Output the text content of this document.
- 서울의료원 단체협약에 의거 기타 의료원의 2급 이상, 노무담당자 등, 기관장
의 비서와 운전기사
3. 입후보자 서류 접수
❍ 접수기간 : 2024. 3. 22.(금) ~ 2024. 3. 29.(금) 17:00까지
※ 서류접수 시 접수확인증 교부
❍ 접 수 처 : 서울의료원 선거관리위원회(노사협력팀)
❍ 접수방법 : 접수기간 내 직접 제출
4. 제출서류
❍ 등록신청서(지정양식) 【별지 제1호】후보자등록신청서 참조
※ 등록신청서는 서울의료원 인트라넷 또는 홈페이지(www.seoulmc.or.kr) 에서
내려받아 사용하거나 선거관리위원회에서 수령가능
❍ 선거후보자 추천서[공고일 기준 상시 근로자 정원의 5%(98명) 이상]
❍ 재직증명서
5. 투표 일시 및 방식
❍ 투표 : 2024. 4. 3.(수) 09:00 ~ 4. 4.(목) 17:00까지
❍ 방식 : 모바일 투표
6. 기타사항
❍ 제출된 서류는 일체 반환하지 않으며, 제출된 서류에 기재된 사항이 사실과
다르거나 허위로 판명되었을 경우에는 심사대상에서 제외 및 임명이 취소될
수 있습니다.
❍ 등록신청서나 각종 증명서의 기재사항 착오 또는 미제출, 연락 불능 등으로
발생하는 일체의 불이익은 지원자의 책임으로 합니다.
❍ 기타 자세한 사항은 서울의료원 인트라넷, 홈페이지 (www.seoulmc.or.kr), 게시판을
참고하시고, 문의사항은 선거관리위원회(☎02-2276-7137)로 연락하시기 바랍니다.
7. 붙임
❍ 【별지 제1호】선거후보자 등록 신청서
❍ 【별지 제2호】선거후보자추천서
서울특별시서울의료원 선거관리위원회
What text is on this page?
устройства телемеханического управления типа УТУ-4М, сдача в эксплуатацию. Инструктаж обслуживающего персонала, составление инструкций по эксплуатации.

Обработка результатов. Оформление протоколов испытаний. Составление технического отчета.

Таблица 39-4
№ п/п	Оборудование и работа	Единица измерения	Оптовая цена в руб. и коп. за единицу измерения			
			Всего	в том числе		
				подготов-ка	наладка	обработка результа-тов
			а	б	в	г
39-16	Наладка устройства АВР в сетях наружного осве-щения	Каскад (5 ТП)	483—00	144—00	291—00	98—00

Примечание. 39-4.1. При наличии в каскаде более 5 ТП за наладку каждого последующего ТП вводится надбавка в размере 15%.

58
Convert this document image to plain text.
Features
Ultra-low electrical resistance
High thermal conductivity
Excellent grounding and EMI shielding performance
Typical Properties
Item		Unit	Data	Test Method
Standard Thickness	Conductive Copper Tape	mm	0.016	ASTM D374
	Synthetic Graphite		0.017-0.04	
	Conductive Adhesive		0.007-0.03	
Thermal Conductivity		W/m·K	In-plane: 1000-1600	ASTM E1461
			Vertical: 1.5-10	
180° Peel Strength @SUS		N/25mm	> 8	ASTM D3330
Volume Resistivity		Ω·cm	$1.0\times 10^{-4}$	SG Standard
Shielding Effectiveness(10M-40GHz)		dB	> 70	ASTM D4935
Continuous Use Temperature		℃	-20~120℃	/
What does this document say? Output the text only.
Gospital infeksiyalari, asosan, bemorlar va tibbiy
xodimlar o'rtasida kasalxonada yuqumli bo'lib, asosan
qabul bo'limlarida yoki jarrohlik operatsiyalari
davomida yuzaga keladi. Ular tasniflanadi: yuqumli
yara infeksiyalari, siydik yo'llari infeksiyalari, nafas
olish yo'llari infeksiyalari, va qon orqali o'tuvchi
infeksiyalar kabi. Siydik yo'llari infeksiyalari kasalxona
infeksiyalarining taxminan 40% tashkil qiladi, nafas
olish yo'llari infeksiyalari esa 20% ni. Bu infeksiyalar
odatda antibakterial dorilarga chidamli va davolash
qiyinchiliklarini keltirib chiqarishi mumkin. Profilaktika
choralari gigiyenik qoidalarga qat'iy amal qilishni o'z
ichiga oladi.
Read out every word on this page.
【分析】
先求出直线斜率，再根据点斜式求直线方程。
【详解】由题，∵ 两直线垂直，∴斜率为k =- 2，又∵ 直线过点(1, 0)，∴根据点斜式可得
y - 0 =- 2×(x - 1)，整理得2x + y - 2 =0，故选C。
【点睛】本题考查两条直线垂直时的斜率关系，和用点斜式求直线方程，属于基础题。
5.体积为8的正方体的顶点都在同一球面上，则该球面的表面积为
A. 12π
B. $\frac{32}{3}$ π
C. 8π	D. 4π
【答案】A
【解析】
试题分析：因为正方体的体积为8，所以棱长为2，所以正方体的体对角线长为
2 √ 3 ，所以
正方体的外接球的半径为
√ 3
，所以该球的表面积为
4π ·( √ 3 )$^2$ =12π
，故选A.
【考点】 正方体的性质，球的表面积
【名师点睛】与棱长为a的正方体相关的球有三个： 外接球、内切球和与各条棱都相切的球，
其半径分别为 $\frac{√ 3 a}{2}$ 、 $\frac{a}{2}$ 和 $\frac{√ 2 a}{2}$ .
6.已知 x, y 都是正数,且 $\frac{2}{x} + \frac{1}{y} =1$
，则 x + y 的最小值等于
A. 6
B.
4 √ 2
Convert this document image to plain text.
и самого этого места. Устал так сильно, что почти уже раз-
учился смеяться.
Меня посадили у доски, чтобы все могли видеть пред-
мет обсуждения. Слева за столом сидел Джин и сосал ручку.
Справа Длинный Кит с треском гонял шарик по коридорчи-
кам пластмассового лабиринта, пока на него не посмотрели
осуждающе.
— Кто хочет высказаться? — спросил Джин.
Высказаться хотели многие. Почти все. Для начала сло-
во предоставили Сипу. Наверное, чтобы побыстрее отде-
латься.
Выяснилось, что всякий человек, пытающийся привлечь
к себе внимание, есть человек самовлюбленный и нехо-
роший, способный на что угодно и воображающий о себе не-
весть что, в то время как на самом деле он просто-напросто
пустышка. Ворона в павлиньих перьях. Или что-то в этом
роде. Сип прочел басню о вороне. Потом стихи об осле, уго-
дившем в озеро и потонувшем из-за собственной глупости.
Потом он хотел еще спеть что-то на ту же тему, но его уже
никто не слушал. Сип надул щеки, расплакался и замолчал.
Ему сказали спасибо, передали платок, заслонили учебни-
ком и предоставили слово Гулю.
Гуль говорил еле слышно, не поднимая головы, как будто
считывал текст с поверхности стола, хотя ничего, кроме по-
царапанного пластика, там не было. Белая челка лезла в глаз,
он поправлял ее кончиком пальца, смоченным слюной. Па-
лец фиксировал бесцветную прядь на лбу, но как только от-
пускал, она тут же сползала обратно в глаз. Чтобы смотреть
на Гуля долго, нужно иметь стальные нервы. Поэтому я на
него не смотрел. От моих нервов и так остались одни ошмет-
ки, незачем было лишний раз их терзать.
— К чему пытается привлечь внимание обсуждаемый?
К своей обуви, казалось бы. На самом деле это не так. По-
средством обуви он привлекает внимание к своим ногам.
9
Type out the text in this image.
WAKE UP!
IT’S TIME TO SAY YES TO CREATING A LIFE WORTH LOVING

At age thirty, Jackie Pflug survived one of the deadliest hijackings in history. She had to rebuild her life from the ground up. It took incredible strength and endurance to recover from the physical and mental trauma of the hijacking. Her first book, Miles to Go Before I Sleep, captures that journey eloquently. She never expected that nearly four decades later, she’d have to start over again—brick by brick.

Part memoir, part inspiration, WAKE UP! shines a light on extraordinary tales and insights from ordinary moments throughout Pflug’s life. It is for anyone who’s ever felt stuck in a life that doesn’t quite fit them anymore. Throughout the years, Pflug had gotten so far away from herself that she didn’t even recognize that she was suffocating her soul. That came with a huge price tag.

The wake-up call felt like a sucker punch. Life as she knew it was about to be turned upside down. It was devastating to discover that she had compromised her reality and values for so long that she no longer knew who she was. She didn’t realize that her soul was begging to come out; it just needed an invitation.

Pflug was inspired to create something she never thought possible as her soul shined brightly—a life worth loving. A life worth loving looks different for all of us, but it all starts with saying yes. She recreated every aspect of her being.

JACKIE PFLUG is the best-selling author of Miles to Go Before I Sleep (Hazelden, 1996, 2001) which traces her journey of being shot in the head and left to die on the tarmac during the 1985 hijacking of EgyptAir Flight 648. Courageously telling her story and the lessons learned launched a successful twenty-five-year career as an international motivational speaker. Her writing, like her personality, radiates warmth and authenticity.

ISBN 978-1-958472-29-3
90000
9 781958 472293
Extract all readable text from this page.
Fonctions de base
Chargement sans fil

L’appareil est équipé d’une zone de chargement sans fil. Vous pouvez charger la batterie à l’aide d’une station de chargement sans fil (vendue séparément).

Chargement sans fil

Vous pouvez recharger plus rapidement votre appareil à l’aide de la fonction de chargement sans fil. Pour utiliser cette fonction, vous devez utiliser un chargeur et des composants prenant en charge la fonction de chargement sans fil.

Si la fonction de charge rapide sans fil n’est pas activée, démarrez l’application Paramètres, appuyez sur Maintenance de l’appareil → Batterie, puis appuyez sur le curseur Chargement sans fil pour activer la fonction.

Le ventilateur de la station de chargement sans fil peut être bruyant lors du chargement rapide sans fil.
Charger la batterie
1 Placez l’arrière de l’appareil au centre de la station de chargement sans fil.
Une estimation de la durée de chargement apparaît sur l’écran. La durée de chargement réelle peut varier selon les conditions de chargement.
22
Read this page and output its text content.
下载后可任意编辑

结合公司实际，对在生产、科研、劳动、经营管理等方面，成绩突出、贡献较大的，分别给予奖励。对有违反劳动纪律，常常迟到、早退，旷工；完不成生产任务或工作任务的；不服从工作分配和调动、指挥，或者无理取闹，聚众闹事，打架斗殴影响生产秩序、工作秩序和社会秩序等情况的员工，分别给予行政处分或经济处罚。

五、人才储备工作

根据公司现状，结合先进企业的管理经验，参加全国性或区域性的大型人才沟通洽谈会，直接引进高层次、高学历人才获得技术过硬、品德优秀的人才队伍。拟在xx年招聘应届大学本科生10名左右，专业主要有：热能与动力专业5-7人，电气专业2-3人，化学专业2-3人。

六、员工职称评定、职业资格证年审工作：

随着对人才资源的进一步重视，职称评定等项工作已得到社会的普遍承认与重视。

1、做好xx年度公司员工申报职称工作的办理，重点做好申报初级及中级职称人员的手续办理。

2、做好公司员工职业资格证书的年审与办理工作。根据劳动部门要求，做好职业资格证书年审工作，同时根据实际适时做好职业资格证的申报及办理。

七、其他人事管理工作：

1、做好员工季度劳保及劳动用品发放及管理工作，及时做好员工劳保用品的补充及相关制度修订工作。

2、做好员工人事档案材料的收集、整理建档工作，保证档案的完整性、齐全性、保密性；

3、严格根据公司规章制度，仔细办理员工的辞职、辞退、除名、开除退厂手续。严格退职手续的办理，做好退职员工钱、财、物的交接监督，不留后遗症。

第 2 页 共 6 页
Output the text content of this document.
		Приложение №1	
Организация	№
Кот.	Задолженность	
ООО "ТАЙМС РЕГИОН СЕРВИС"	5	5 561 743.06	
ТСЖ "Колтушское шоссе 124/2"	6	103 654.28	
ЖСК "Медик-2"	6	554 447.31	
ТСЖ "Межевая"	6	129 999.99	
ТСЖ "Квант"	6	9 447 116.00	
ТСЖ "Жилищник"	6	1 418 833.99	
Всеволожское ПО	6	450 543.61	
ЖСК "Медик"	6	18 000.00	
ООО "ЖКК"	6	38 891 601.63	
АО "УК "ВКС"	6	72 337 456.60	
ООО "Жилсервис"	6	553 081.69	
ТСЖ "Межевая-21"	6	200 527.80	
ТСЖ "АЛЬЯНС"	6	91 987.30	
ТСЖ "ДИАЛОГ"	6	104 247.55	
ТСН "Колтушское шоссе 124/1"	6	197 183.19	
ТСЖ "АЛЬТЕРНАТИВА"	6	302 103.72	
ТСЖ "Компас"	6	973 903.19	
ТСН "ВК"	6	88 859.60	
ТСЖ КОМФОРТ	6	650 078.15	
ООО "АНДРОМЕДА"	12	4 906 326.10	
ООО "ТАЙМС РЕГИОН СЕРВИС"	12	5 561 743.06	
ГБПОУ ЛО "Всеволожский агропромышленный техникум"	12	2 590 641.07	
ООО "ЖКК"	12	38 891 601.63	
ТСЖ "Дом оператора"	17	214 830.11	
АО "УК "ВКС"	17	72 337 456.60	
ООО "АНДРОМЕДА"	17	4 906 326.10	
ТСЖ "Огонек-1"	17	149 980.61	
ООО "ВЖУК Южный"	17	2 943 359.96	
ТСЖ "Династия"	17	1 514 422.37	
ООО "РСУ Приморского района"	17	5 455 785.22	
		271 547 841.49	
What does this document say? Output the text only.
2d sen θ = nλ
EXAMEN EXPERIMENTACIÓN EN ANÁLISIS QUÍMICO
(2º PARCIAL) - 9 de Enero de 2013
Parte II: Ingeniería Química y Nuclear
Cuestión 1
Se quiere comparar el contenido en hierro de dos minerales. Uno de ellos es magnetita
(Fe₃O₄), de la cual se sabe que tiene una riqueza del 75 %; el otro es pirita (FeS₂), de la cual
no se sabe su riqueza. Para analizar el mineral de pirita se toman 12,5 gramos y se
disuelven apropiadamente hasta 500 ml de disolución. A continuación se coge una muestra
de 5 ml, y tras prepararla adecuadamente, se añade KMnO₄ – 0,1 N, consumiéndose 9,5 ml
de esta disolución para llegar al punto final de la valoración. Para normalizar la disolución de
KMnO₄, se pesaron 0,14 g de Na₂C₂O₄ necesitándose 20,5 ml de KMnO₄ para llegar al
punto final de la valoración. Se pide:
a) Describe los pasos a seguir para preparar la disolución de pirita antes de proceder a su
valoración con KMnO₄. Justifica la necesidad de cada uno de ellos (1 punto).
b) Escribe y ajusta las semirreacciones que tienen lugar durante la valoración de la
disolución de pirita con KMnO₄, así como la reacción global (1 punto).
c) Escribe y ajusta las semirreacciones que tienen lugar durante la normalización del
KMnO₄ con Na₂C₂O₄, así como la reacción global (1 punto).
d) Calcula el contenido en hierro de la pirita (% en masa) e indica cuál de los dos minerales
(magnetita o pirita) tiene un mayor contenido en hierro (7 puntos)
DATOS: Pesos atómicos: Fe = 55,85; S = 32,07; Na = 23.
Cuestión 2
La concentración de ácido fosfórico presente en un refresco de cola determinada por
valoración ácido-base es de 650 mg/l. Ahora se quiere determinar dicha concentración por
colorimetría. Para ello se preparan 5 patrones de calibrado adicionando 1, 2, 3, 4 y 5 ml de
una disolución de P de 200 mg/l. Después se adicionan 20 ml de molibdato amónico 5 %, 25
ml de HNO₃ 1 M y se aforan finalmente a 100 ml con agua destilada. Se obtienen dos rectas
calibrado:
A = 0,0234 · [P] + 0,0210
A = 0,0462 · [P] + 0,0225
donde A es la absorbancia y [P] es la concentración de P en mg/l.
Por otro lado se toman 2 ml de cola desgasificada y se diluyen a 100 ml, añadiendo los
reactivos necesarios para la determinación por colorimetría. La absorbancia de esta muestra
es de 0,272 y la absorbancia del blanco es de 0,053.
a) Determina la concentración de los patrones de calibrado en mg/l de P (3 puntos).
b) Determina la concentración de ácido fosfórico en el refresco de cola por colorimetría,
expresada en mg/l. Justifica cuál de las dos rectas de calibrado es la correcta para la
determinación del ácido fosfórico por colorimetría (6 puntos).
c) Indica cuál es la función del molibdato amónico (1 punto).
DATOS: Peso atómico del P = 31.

+ + + +

> _Your goal_
Check each line of the records above for the string "amónico", and report every line that has it.

> _Solution to this exercise_
una disolución de P de 200 mg/l. Después se adicionan 20 ml de molibdato amónico 5 %, 25
c) Indica cuál es la función del molibdato amónico (1 punto).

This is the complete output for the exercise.